# [Exercise brief]
Locate the string "rows" in the listing below. Copy every line where it is found.

# [Exercise materials]
■ ■ ■ ■

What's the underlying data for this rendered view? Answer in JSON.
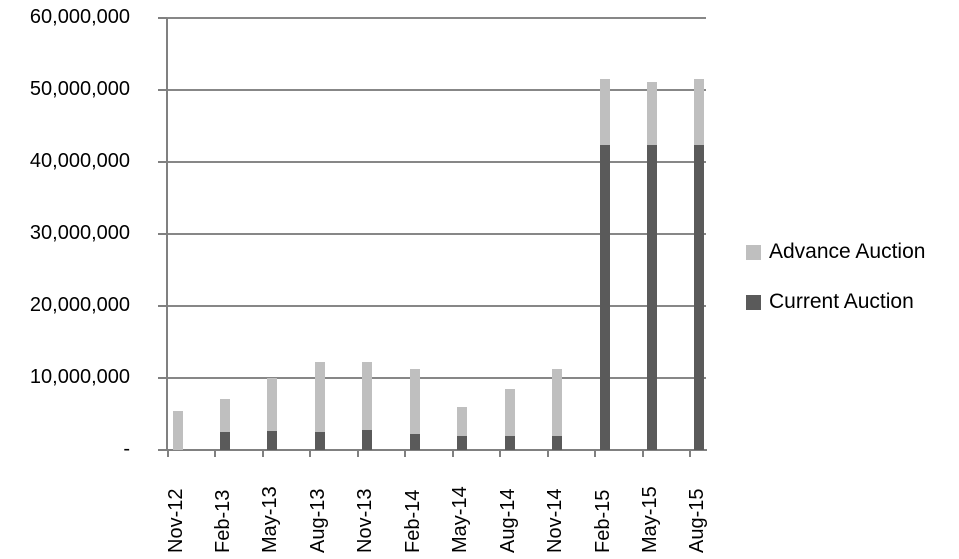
{
  "chart_data": {
    "type": "bar",
    "stacked": true,
    "title": "",
    "xlabel": "",
    "ylabel": "",
    "categories": [
      "Nov-12",
      "Feb-13",
      "May-13",
      "Aug-13",
      "Nov-13",
      "Feb-14",
      "May-14",
      "Aug-14",
      "Nov-14",
      "Feb-15",
      "May-15",
      "Aug-15"
    ],
    "series": [
      {
        "name": "Current Auction",
        "color": "#5a5a5a",
        "values": [
          0,
          2500000,
          2600000,
          2500000,
          2800000,
          2200000,
          2000000,
          2000000,
          2000000,
          42400000,
          42400000,
          42400000
        ]
      },
      {
        "name": "Advance Auction",
        "color": "#bfbfbf",
        "values": [
          5400000,
          4600000,
          7400000,
          9700000,
          9400000,
          9000000,
          4000000,
          6500000,
          9300000,
          9100000,
          8700000,
          9100000
        ]
      }
    ],
    "ylim": [
      0,
      60000000
    ],
    "ytick_interval": 10000000,
    "ytick_labels": [
      "-",
      "10,000,000",
      "20,000,000",
      "30,000,000",
      "40,000,000",
      "50,000,000",
      "60,000,000"
    ],
    "grid": true,
    "legend_position": "right",
    "legend_order": [
      "Advance Auction",
      "Current Auction"
    ]
  },
  "colors": {
    "background": "#ffffff",
    "gridline": "#878787",
    "axis": "#808080",
    "text": "#000000"
  }
}
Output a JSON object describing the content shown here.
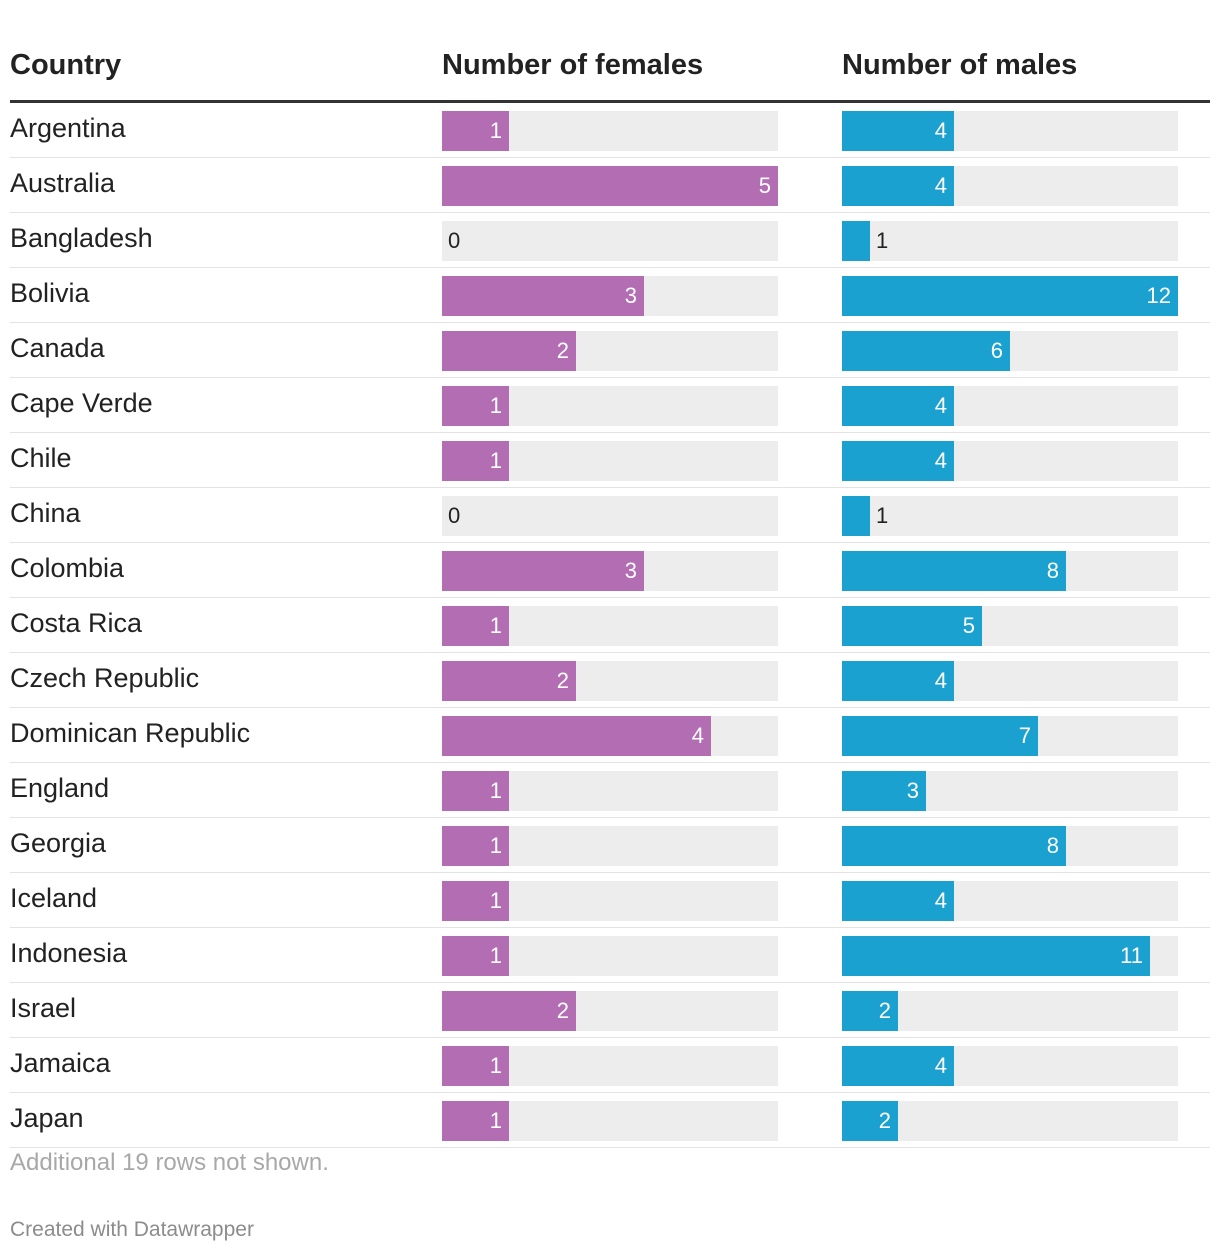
{
  "chart_data": {
    "type": "table",
    "columns": [
      "Country",
      "Number of females",
      "Number of males"
    ],
    "scale_max": {
      "females": 5,
      "males": 12
    },
    "rows": [
      {
        "country": "Argentina",
        "females": 1,
        "males": 4
      },
      {
        "country": "Australia",
        "females": 5,
        "males": 4
      },
      {
        "country": "Bangladesh",
        "females": 0,
        "males": 1
      },
      {
        "country": "Bolivia",
        "females": 3,
        "males": 12
      },
      {
        "country": "Canada",
        "females": 2,
        "males": 6
      },
      {
        "country": "Cape Verde",
        "females": 1,
        "males": 4
      },
      {
        "country": "Chile",
        "females": 1,
        "males": 4
      },
      {
        "country": "China",
        "females": 0,
        "males": 1
      },
      {
        "country": "Colombia",
        "females": 3,
        "males": 8
      },
      {
        "country": "Costa Rica",
        "females": 1,
        "males": 5
      },
      {
        "country": "Czech Republic",
        "females": 2,
        "males": 4
      },
      {
        "country": "Dominican Republic",
        "females": 4,
        "males": 7
      },
      {
        "country": "England",
        "females": 1,
        "males": 3
      },
      {
        "country": "Georgia",
        "females": 1,
        "males": 8
      },
      {
        "country": "Iceland",
        "females": 1,
        "males": 4
      },
      {
        "country": "Indonesia",
        "females": 1,
        "males": 11
      },
      {
        "country": "Israel",
        "females": 2,
        "males": 2
      },
      {
        "country": "Jamaica",
        "females": 1,
        "males": 4
      },
      {
        "country": "Japan",
        "females": 1,
        "males": 2
      }
    ],
    "colors": {
      "females": "#b26db3",
      "males": "#1ba1d0",
      "track": "#ededed"
    }
  },
  "footer": {
    "note": "Additional 19 rows not shown.",
    "credit": "Created with Datawrapper"
  }
}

■ ■ ■ ■

# [Result of the exercise]
    "rows": [
    "note": "Additional 19 rows not shown.",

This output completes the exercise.